Copy every line of the listing that holds the string "title".

• Extracted data:
---*---

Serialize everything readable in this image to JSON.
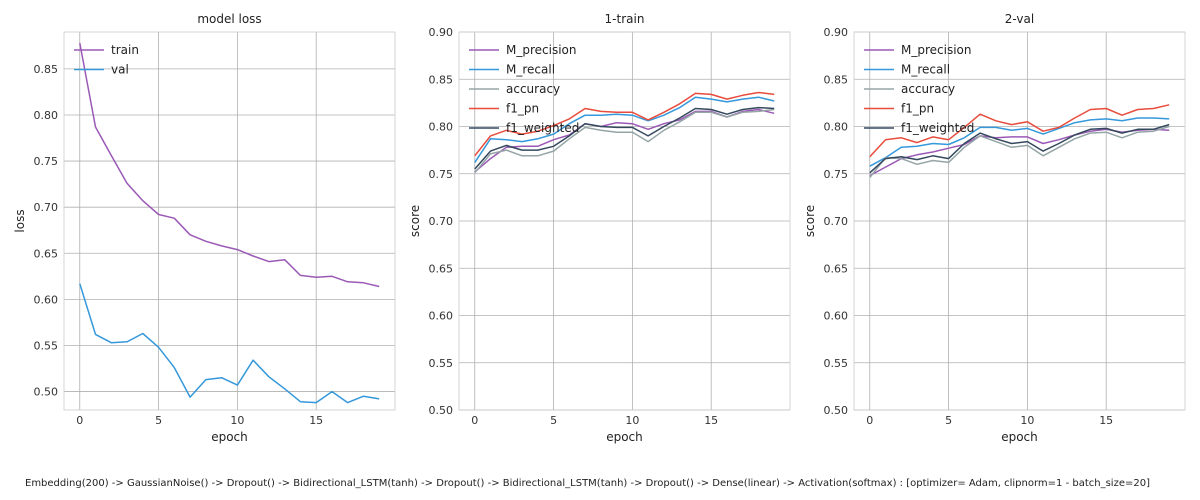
{
  "caption": "Embedding(200) -> GaussianNoise() -> Dropout() -> Bidirectional_LSTM(tanh) -> Dropout() -> Bidirectional_LSTM(tanh) -> Dropout() -> Dense(linear) -> Activation(softmax) : [optimizer= Adam, clipnorm=1 - batch_size=20]",
  "colors": {
    "M_precision": "#9b59b6",
    "M_recall": "#3498db",
    "accuracy": "#95a5a6",
    "f1_pn": "#e74c3c",
    "f1_weighted": "#34495e",
    "train": "#9b59b6",
    "val": "#3498db",
    "grid": "#b0b0b0"
  },
  "chart_data": [
    {
      "type": "line",
      "title": "model loss",
      "xlabel": "epoch",
      "ylabel": "loss",
      "xlim": [
        -1,
        20
      ],
      "ylim": [
        0.48,
        0.89
      ],
      "xticks": [
        0,
        5,
        10,
        15
      ],
      "yticks": [
        0.5,
        0.55,
        0.6,
        0.65,
        0.7,
        0.75,
        0.8,
        0.85
      ],
      "grid": true,
      "legend": "top-left",
      "x": [
        0,
        1,
        2,
        3,
        4,
        5,
        6,
        7,
        8,
        9,
        10,
        11,
        12,
        13,
        14,
        15,
        16,
        17,
        18,
        19
      ],
      "series": [
        {
          "name": "train",
          "values": [
            0.878,
            0.787,
            0.756,
            0.726,
            0.707,
            0.692,
            0.688,
            0.67,
            0.663,
            0.658,
            0.654,
            0.647,
            0.641,
            0.643,
            0.626,
            0.624,
            0.625,
            0.619,
            0.618,
            0.614
          ]
        },
        {
          "name": "val",
          "values": [
            0.617,
            0.562,
            0.553,
            0.554,
            0.563,
            0.548,
            0.526,
            0.494,
            0.513,
            0.515,
            0.507,
            0.534,
            0.516,
            0.503,
            0.489,
            0.488,
            0.5,
            0.488,
            0.495,
            0.492
          ]
        }
      ]
    },
    {
      "type": "line",
      "title": "1-train",
      "xlabel": "epoch",
      "ylabel": "score",
      "xlim": [
        -1,
        20
      ],
      "ylim": [
        0.5,
        0.9
      ],
      "xticks": [
        0,
        5,
        10,
        15
      ],
      "yticks": [
        0.5,
        0.55,
        0.6,
        0.65,
        0.7,
        0.75,
        0.8,
        0.85,
        0.9
      ],
      "grid": true,
      "legend": "top-left",
      "x": [
        0,
        1,
        2,
        3,
        4,
        5,
        6,
        7,
        8,
        9,
        10,
        11,
        12,
        13,
        14,
        15,
        16,
        17,
        18,
        19
      ],
      "series": [
        {
          "name": "M_precision",
          "values": [
            0.752,
            0.766,
            0.778,
            0.779,
            0.779,
            0.786,
            0.791,
            0.803,
            0.8,
            0.804,
            0.803,
            0.797,
            0.803,
            0.807,
            0.816,
            0.816,
            0.81,
            0.816,
            0.818,
            0.814
          ]
        },
        {
          "name": "M_recall",
          "values": [
            0.762,
            0.787,
            0.786,
            0.784,
            0.787,
            0.792,
            0.803,
            0.812,
            0.812,
            0.813,
            0.812,
            0.806,
            0.812,
            0.82,
            0.831,
            0.829,
            0.826,
            0.829,
            0.831,
            0.827
          ]
        },
        {
          "name": "accuracy",
          "values": [
            0.751,
            0.771,
            0.775,
            0.769,
            0.769,
            0.774,
            0.787,
            0.799,
            0.796,
            0.794,
            0.794,
            0.784,
            0.796,
            0.805,
            0.815,
            0.815,
            0.81,
            0.815,
            0.816,
            0.818
          ]
        },
        {
          "name": "f1_pn",
          "values": [
            0.769,
            0.79,
            0.796,
            0.792,
            0.795,
            0.801,
            0.808,
            0.819,
            0.816,
            0.815,
            0.815,
            0.807,
            0.815,
            0.824,
            0.835,
            0.834,
            0.829,
            0.833,
            0.836,
            0.834
          ]
        },
        {
          "name": "f1_weighted",
          "values": [
            0.755,
            0.774,
            0.78,
            0.775,
            0.775,
            0.779,
            0.79,
            0.803,
            0.8,
            0.799,
            0.799,
            0.79,
            0.8,
            0.809,
            0.819,
            0.818,
            0.813,
            0.818,
            0.82,
            0.819
          ]
        }
      ]
    },
    {
      "type": "line",
      "title": "2-val",
      "xlabel": "epoch",
      "ylabel": "score",
      "xlim": [
        -1,
        20
      ],
      "ylim": [
        0.5,
        0.9
      ],
      "xticks": [
        0,
        5,
        10,
        15
      ],
      "yticks": [
        0.5,
        0.55,
        0.6,
        0.65,
        0.7,
        0.75,
        0.8,
        0.85,
        0.9
      ],
      "grid": true,
      "legend": "top-left",
      "x": [
        0,
        1,
        2,
        3,
        4,
        5,
        6,
        7,
        8,
        9,
        10,
        11,
        12,
        13,
        14,
        15,
        16,
        17,
        18,
        19
      ],
      "series": [
        {
          "name": "M_precision",
          "values": [
            0.748,
            0.757,
            0.766,
            0.77,
            0.773,
            0.777,
            0.781,
            0.79,
            0.788,
            0.789,
            0.789,
            0.782,
            0.786,
            0.791,
            0.795,
            0.797,
            0.794,
            0.796,
            0.797,
            0.796
          ]
        },
        {
          "name": "M_recall",
          "values": [
            0.758,
            0.767,
            0.778,
            0.779,
            0.782,
            0.781,
            0.788,
            0.799,
            0.799,
            0.796,
            0.798,
            0.792,
            0.798,
            0.804,
            0.807,
            0.808,
            0.806,
            0.809,
            0.809,
            0.808
          ]
        },
        {
          "name": "accuracy",
          "values": [
            0.746,
            0.767,
            0.766,
            0.76,
            0.764,
            0.762,
            0.778,
            0.79,
            0.784,
            0.778,
            0.78,
            0.769,
            0.778,
            0.787,
            0.793,
            0.794,
            0.788,
            0.794,
            0.795,
            0.8
          ]
        },
        {
          "name": "f1_pn",
          "values": [
            0.768,
            0.786,
            0.788,
            0.783,
            0.789,
            0.786,
            0.799,
            0.813,
            0.806,
            0.802,
            0.805,
            0.795,
            0.799,
            0.809,
            0.818,
            0.819,
            0.812,
            0.818,
            0.819,
            0.823
          ]
        },
        {
          "name": "f1_weighted",
          "values": [
            0.751,
            0.766,
            0.768,
            0.765,
            0.769,
            0.766,
            0.782,
            0.793,
            0.787,
            0.782,
            0.784,
            0.774,
            0.782,
            0.791,
            0.797,
            0.798,
            0.793,
            0.797,
            0.797,
            0.802
          ]
        }
      ]
    }
  ]
}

---*---

• Completed exercise:
      "title": "model loss",
      "title": "1-train",
      "title": "2-val",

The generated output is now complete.